▶ **YOUR TASK**
Copy out the lines of the data running from the line containing "- weekday-text: 星期二: [28, 1, 39, 5]" through the line containing "- tool-thumbnail: [20, 240, 38, 258]", keeping every character the same.

--- START DATA SUPPLIED ---

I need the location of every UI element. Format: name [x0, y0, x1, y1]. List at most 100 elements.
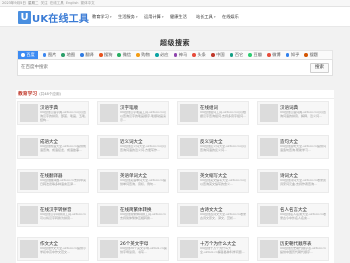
- weekday-text: 星期二: [28, 1, 39, 5]
- topbar-link[interactable]: 在线工具: [50, 1, 64, 5]
- engine-tab[interactable]: 百度: [18, 51, 38, 59]
- engine-tab[interactable]: 微博: [266, 52, 281, 58]
- section-title: 教育学习: [18, 92, 38, 97]
- topbar-link[interactable]: 繁体中文: [81, 1, 95, 5]
- tool-description: UK在线26个英文字母,uktool.cn提供字母读音、书写...: [120, 247, 167, 254]
- engine-label: 购物: [141, 52, 150, 57]
- tool-card[interactable]: 历史朝代顺序表 UK在线历史朝代顺序表,uktool.cn提供中国历代朝代顺序..…: [257, 237, 329, 261]
- engine-tab[interactable]: 豆瓣: [248, 52, 262, 58]
- engine-tab[interactable]: 必应: [154, 52, 169, 58]
- tool-thumbnail: [260, 104, 278, 122]
- tool-description: UK在线简繁体转换工具,uktool.cn支持简体繁体互相转换...: [120, 213, 166, 220]
- engine-tab[interactable]: 头条: [192, 52, 206, 58]
- tool-card[interactable]: 26个英文字母 UK在线26个英文字母,uktool.cn提供字母读音、书写...: [97, 237, 169, 261]
- engine-label: 必应: [160, 52, 169, 57]
- site-logo[interactable]: U UK在线工具: [18, 10, 89, 25]
- nav-item[interactable]: 教育学习: [92, 14, 118, 20]
- tool-card[interactable]: 名人名言大全 UK在线名人名言大全,uktool.cn收录古今中外名人名言...: [257, 203, 329, 227]
- tool-card[interactable]: 造句大全 UK在线造句大全,uktool.cn提供词语造句查询,帮助学习...: [257, 135, 329, 159]
- engine-label: 地图: [66, 52, 76, 57]
- tool-description: UK在线翻译器,uktool.cn支持中英日韩法德等多种语言互译...: [40, 179, 86, 186]
- search-button[interactable]: 搜索: [310, 63, 329, 73]
- tool-thumbnail: [100, 104, 118, 122]
- tool-description: UK在线汉字转拼音工具,uktool.cn可以将汉字转换为拼音...: [40, 213, 86, 220]
- tool-thumbnail: [20, 104, 38, 122]
- tool-description: UK在线汉语词典,uktool.cn可以查询词语的拼音、解释、近义词...: [280, 111, 326, 118]
- tool-thumbnail: [20, 138, 38, 156]
- tool-card[interactable]: 汉字笔顺 UK在线汉字笔画工具,uktool.cn可以查询汉字的笔画顺序,笔顺动画…: [97, 101, 169, 125]
- tool-card[interactable]: 诗词大全 UK在线诗词大全,uktool.cn收录唐诗宋词元曲,支持作者查询...: [257, 169, 329, 193]
- tool-thumbnail: [260, 206, 278, 224]
- tool-thumbnail: [20, 240, 38, 258]
- tool-description: UK在线反义词大全,uktool.cn可以查询词语的反义词...: [200, 145, 246, 152]
- tool-description: UK在线汉字笔画工具,uktool.cn可以查询汉字的笔画顺序,笔顺动画演示..…: [120, 111, 166, 122]
- tool-card[interactable]: 成语大全 UK在线成语大全,uktool.cn提供成语查询、成语接龙、成语故事..…: [17, 135, 89, 159]
- engine-tab[interactable]: 搜题: [304, 52, 318, 58]
- tool-card[interactable]: 在线组词 UK在线组词工具,uktool.cn可以根据汉字查询组词,支持多音字组词…: [177, 101, 249, 125]
- tool-description: UK在线造句大全,uktool.cn提供词语造句查询,帮助学习...: [280, 145, 326, 152]
- tool-card[interactable]: 英语单词大全 UK在线英语单词大全,uktool.cn提供单词查询、音标、例句..…: [97, 169, 169, 193]
- engine-tab[interactable]: 知乎: [285, 52, 299, 58]
- tool-description: UK在线英文缩写大全,uktool.cn可以查询英文缩写的含义...: [200, 179, 246, 186]
- engine-tab[interactable]: 神马: [173, 52, 188, 58]
- tool-card[interactable]: 近义词大全 UK在线近义词大全,uktool.cn可以查询词语的近义词,方便写作.…: [97, 135, 169, 159]
- date-text: 2023年9月5日: [2, 1, 26, 5]
- tool-card[interactable]: 在线汉字转拼音 UK在线汉字转拼音工具,uktool.cn可以将汉字转换为拼音..…: [17, 203, 89, 227]
- engine-icon: [192, 53, 196, 57]
- engine-tab[interactable]: 图片: [42, 52, 56, 58]
- engine-icon: [117, 53, 122, 57]
- main-nav: 教育学习生活服务运用计算健康生活站长工具在线娱乐: [92, 7, 248, 27]
- nav-item[interactable]: 生活服务: [118, 14, 144, 20]
- tool-thumbnail: [180, 138, 198, 156]
- engine-tab[interactable]: 百它: [229, 52, 243, 58]
- tool-thumbnail: [20, 206, 38, 224]
- tool-card[interactable]: 汉语词典 UK在线汉语词典,uktool.cn可以查询词语的拼音、解释、近义词..…: [257, 101, 329, 125]
- tool-thumbnail: [180, 206, 198, 224]
- engine-label: 搜狗: [104, 52, 113, 57]
- nav-item[interactable]: 运用计算: [144, 14, 170, 20]
- tool-description: UK在线近义词大全,uktool.cn可以查询词语的近义词,方便写作...: [120, 145, 166, 152]
- engine-tab[interactable]: 微信: [117, 52, 131, 58]
- tool-card[interactable]: 英文缩写大全 UK在线英文缩写大全,uktool.cn可以查询英文缩写的含义...: [177, 169, 249, 193]
- tool-description: UK在线名人名言大全,uktool.cn收录古今中外名人名言...: [280, 213, 326, 220]
- topbar-link[interactable]: 关注: [41, 1, 48, 5]
- engine-tabs: 百度 图片 地图 翻译 搜狗 微信 购物 必应 神马 头条 中国 百它 豆瓣 微博 知乎 搜题: [17, 50, 333, 59]
- tool-thumbnail: [180, 104, 198, 122]
- engine-label: 中国: [216, 52, 225, 57]
- site-header: U UK在线工具 教育学习生活服务运用计算健康生活站长工具在线娱乐: [0, 7, 350, 27]
- tool-description: UK在线十万个为什么大全,uktool.cn解答各种科学问题...: [200, 247, 245, 254]
- engine-label: 微信: [122, 52, 132, 57]
- top-info-bar: 2023年9月5日 星期二 关注 在线工具 English 繁体中文: [0, 0, 350, 7]
- tool-card[interactable]: 在线翻译器 UK在线翻译器,uktool.cn支持中英日韩法德等多种语言互译...: [17, 169, 89, 193]
- engine-tab[interactable]: 中国: [210, 52, 225, 58]
- section-count: (共48个应用): [39, 92, 61, 96]
- search-title: 超级搜索: [160, 39, 190, 47]
- tool-card[interactable]: 古诗文大全 UK在线古诗文大全,uktool.cn收录古诗文原文、译文、赏析...: [177, 203, 249, 227]
- engine-tab[interactable]: 翻译: [80, 52, 94, 58]
- nav-item[interactable]: 健康生活: [170, 14, 196, 20]
- engine-label: 微博: [272, 52, 281, 57]
- search-input[interactable]: [21, 63, 296, 72]
- nav-item[interactable]: 在线娱乐: [222, 14, 248, 20]
- topbar-link[interactable]: English: [66, 1, 79, 5]
- tool-card[interactable]: 十万个为什么大全 UK在线十万个为什么大全,uktool.cn解答各种科学问题..…: [177, 237, 249, 261]
- tool-thumbnail: [100, 138, 118, 156]
- tool-thumbnail: [100, 206, 118, 224]
- section-header: 教育学习 (共48个应用): [16, 90, 334, 99]
- nav-item[interactable]: 站长工具: [196, 14, 222, 20]
- tool-card[interactable]: 在线简繁体转换 UK在线简繁体转换工具,uktool.cn支持简体繁体互相转换..…: [97, 203, 169, 227]
- engine-tab[interactable]: 地图: [61, 52, 75, 58]
- engine-tab[interactable]: 搜狗: [98, 52, 113, 58]
- engine-icon: [285, 53, 290, 57]
- engine-icon: [80, 53, 84, 57]
- engine-label: 神马: [178, 52, 188, 57]
- tool-card[interactable]: 汉语字典 UK在线汉语字典,uktool.cn可以查询汉字的拼音、部首、笔画、五笔…: [17, 101, 89, 125]
- tool-card[interactable]: 作文大全 UK在线作文大全,uktool.cn提供小学初中高中作文范文...: [17, 237, 89, 261]
- engine-label: 头条: [197, 52, 206, 57]
- tool-description: UK在线成语大全,uktool.cn提供成语查询、成语接龙、成语故事...: [40, 145, 86, 152]
- engine-icon: [98, 53, 103, 57]
- engine-label: 翻译: [85, 52, 94, 57]
- engine-tab[interactable]: 购物: [136, 52, 150, 58]
- engine-icon: [229, 53, 234, 57]
- tool-card[interactable]: 反义词大全 UK在线反义词大全,uktool.cn可以查询词语的反义词...: [177, 135, 249, 159]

--- END DATA SUPPLIED ---

▶ **COMPLETE ANSWER**
- weekday-text: 星期二: [28, 1, 39, 5]
- topbar-link[interactable]: 在线工具: [50, 1, 64, 5]
- engine-tab[interactable]: 百度: [18, 51, 38, 59]
- engine-tab[interactable]: 微博: [266, 52, 281, 58]
- section-title: 教育学习: [18, 92, 38, 97]
- topbar-link[interactable]: 繁体中文: [81, 1, 95, 5]
- tool-description: UK在线26个英文字母,uktool.cn提供字母读音、书写...: [120, 247, 167, 254]
- engine-label: 购物: [141, 52, 150, 57]
- tool-card[interactable]: 历史朝代顺序表 UK在线历史朝代顺序表,uktool.cn提供中国历代朝代顺序..…: [257, 237, 329, 261]
- engine-tab[interactable]: 豆瓣: [248, 52, 262, 58]
- engine-tab[interactable]: 必应: [154, 52, 169, 58]
- tool-thumbnail: [260, 104, 278, 122]
- tool-description: UK在线简繁体转换工具,uktool.cn支持简体繁体互相转换...: [120, 213, 166, 220]
- engine-tab[interactable]: 头条: [192, 52, 206, 58]
- tool-card[interactable]: 26个英文字母 UK在线26个英文字母,uktool.cn提供字母读音、书写...: [97, 237, 169, 261]
- engine-label: 必应: [160, 52, 169, 57]
- site-logo[interactable]: U UK在线工具: [18, 10, 89, 25]
- nav-item[interactable]: 教育学习: [92, 14, 118, 20]
- tool-card[interactable]: 名人名言大全 UK在线名人名言大全,uktool.cn收录古今中外名人名言...: [257, 203, 329, 227]
- tool-card[interactable]: 造句大全 UK在线造句大全,uktool.cn提供词语造句查询,帮助学习...: [257, 135, 329, 159]
- engine-label: 地图: [66, 52, 76, 57]
- tool-description: UK在线翻译器,uktool.cn支持中英日韩法德等多种语言互译...: [40, 179, 86, 186]
- search-button[interactable]: 搜索: [310, 63, 329, 73]
- tool-thumbnail: [100, 104, 118, 122]
- tool-description: UK在线汉字转拼音工具,uktool.cn可以将汉字转换为拼音...: [40, 213, 86, 220]
- tool-thumbnail: [20, 104, 38, 122]
- tool-description: UK在线汉语词典,uktool.cn可以查询词语的拼音、解释、近义词...: [280, 111, 326, 118]
- tool-thumbnail: [20, 138, 38, 156]
- tool-card[interactable]: 汉字笔顺 UK在线汉字笔画工具,uktool.cn可以查询汉字的笔画顺序,笔顺动画…: [97, 101, 169, 125]
- tool-card[interactable]: 诗词大全 UK在线诗词大全,uktool.cn收录唐诗宋词元曲,支持作者查询...: [257, 169, 329, 193]
- tool-thumbnail: [260, 206, 278, 224]
- tool-thumbnail: [20, 240, 38, 258]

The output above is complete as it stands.